___ LISTING ___

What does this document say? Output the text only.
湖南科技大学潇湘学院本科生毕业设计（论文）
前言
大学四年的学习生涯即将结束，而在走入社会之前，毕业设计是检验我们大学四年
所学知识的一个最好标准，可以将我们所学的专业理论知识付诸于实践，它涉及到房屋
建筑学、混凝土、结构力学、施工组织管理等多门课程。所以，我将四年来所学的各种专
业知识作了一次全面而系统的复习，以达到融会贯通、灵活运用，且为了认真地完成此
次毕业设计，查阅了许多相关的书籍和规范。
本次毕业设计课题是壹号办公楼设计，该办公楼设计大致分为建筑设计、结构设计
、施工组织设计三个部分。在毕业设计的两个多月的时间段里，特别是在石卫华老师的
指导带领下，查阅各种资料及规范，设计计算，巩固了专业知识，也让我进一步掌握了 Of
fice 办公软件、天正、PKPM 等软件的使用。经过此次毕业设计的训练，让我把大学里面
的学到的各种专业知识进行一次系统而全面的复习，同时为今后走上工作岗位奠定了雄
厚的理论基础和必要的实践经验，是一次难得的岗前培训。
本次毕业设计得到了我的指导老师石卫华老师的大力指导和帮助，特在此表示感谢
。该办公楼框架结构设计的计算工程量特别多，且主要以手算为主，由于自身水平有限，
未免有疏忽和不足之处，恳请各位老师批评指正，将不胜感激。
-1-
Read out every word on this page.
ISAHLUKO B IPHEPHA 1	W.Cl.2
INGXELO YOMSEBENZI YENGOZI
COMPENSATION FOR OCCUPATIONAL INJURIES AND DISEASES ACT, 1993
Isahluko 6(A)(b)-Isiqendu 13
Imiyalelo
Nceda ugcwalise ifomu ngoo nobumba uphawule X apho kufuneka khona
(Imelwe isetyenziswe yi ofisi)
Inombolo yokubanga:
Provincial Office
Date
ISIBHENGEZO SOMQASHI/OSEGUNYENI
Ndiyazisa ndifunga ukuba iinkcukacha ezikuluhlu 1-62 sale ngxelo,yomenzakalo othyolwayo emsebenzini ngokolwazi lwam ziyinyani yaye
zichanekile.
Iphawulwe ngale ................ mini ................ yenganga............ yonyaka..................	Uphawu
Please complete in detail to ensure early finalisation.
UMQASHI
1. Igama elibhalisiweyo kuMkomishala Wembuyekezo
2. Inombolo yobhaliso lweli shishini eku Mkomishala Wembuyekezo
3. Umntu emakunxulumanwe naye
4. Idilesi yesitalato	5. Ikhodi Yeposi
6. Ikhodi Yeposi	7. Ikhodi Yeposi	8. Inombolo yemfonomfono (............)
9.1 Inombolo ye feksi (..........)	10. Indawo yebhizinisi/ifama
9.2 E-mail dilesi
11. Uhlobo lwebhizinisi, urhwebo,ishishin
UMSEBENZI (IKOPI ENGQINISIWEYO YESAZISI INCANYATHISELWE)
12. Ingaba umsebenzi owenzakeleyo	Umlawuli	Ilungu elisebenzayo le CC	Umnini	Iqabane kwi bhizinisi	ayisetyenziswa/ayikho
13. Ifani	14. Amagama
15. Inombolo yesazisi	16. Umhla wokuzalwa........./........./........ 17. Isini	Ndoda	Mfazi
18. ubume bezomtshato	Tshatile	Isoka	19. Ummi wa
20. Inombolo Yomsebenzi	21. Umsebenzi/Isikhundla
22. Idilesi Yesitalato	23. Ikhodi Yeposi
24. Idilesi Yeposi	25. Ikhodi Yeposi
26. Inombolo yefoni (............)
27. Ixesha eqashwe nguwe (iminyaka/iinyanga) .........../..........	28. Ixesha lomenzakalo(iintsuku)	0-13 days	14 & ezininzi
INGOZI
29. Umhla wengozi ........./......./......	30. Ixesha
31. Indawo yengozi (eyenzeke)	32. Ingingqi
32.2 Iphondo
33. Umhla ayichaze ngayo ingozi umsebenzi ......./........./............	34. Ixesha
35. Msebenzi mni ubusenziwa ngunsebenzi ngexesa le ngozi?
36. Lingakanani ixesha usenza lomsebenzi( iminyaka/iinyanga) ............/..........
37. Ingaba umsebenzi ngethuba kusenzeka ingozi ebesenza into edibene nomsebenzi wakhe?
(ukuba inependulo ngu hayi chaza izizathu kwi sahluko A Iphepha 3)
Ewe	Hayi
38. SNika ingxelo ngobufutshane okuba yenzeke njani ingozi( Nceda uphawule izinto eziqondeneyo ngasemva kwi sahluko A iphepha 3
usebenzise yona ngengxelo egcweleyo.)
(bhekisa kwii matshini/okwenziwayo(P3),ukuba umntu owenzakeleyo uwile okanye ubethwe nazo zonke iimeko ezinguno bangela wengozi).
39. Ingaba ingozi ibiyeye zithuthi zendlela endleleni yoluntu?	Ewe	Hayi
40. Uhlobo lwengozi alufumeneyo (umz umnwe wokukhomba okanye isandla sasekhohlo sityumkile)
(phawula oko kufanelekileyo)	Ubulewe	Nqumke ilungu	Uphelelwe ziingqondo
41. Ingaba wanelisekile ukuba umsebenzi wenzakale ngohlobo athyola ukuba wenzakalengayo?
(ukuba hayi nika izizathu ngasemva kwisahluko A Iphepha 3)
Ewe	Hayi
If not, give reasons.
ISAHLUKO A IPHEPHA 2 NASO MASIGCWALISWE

___

▶ WHAT IS NEEDED:
Copy the material above back out, exactly as written.

▶ FINISHED ANSWER:
What does this document say? Output the text only.
湖南科技大学潇湘学院本科生毕业设计（论文）
前言
大学四年的学习生涯即将结束，而在走入社会之前，毕业设计是检验我们大学四年
所学知识的一个最好标准，可以将我们所学的专业理论知识付诸于实践，它涉及到房屋
建筑学、混凝土、结构力学、施工组织管理等多门课程。所以，我将四年来所学的各种专
业知识作了一次全面而系统的复习，以达到融会贯通、灵活运用，且为了认真地完成此
次毕业设计，查阅了许多相关的书籍和规范。
本次毕业设计课题是壹号办公楼设计，该办公楼设计大致分为建筑设计、结构设计
、施工组织设计三个部分。在毕业设计的两个多月的时间段里，特别是在石卫华老师的
指导带领下，查阅各种资料及规范，设计计算，巩固了专业知识，也让我进一步掌握了 Of
fice 办公软件、天正、PKPM 等软件的使用。经过此次毕业设计的训练，让我把大学里面
的学到的各种专业知识进行一次系统而全面的复习，同时为今后走上工作岗位奠定了雄
厚的理论基础和必要的实践经验，是一次难得的岗前培训。
本次毕业设计得到了我的指导老师石卫华老师的大力指导和帮助，特在此表示感谢
。该办公楼框架结构设计的计算工程量特别多，且主要以手算为主，由于自身水平有限，
未免有疏忽和不足之处，恳请各位老师批评指正，将不胜感激。
-1-
Read out every word on this page.
ISAHLUKO B IPHEPHA 1	W.Cl.2
INGXELO YOMSEBENZI YENGOZI
COMPENSATION FOR OCCUPATIONAL INJURIES AND DISEASES ACT, 1993
Isahluko 6(A)(b)-Isiqendu 13
Imiyalelo
Nceda ugcwalise ifomu ngoo nobumba uphawule X apho kufuneka khona
(Imelwe isetyenziswe yi ofisi)
Inombolo yokubanga:
Provincial Office
Date
ISIBHENGEZO SOMQASHI/OSEGUNYENI
Ndiyazisa ndifunga ukuba iinkcukacha ezikuluhlu 1-62 sale ngxelo,yomenzakalo othyolwayo emsebenzini ngokolwazi lwam ziyinyani yaye
zichanekile.
Iphawulwe ngale ................ mini ................ yenganga............ yonyaka..................	Uphawu
Please complete in detail to ensure early finalisation.
UMQASHI
1. Igama elibhalisiweyo kuMkomishala Wembuyekezo
2. Inombolo yobhaliso lweli shishini eku Mkomishala Wembuyekezo
3. Umntu emakunxulumanwe naye
4. Idilesi yesitalato	5. Ikhodi Yeposi
6. Ikhodi Yeposi	7. Ikhodi Yeposi	8. Inombolo yemfonomfono (............)
9.1 Inombolo ye feksi (..........)	10. Indawo yebhizinisi/ifama
9.2 E-mail dilesi
11. Uhlobo lwebhizinisi, urhwebo,ishishin
UMSEBENZI (IKOPI ENGQINISIWEYO YESAZISI INCANYATHISELWE)
12. Ingaba umsebenzi owenzakeleyo	Umlawuli	Ilungu elisebenzayo le CC	Umnini	Iqabane kwi bhizinisi	ayisetyenziswa/ayikho
13. Ifani	14. Amagama
15. Inombolo yesazisi	16. Umhla wokuzalwa........./........./........ 17. Isini	Ndoda	Mfazi
18. ubume bezomtshato	Tshatile	Isoka	19. Ummi wa
20. Inombolo Yomsebenzi	21. Umsebenzi/Isikhundla
22. Idilesi Yesitalato	23. Ikhodi Yeposi
24. Idilesi Yeposi	25. Ikhodi Yeposi
26. Inombolo yefoni (............)
27. Ixesha eqashwe nguwe (iminyaka/iinyanga) .........../..........	28. Ixesha lomenzakalo(iintsuku)	0-13 days	14 & ezininzi
INGOZI
29. Umhla wengozi ........./......./......	30. Ixesha
31. Indawo yengozi (eyenzeke)	32. Ingingqi
32.2 Iphondo
33. Umhla ayichaze ngayo ingozi umsebenzi ......./........./............	34. Ixesha
35. Msebenzi mni ubusenziwa ngunsebenzi ngexesa le ngozi?
36. Lingakanani ixesha usenza lomsebenzi( iminyaka/iinyanga) ............/..........
37. Ingaba umsebenzi ngethuba kusenzeka ingozi ebesenza into edibene nomsebenzi wakhe?
(ukuba inependulo ngu hayi chaza izizathu kwi sahluko A Iphepha 3)
Ewe	Hayi
38. SNika ingxelo ngobufutshane okuba yenzeke njani ingozi( Nceda uphawule izinto eziqondeneyo ngasemva kwi sahluko A iphepha 3
usebenzise yona ngengxelo egcweleyo.)
(bhekisa kwii matshini/okwenziwayo(P3),ukuba umntu owenzakeleyo uwile okanye ubethwe nazo zonke iimeko ezinguno bangela wengozi).
39. Ingaba ingozi ibiyeye zithuthi zendlela endleleni yoluntu?	Ewe	Hayi
40. Uhlobo lwengozi alufumeneyo (umz umnwe wokukhomba okanye isandla sasekhohlo sityumkile)
(phawula oko kufanelekileyo)	Ubulewe	Nqumke ilungu	Uphelelwe ziingqondo
41. Ingaba wanelisekile ukuba umsebenzi wenzakale ngohlobo athyola ukuba wenzakalengayo?
(ukuba hayi nika izizathu ngasemva kwisahluko A Iphepha 3)
Ewe	Hayi
If not, give reasons.
ISAHLUKO A IPHEPHA 2 NASO MASIGCWALISWE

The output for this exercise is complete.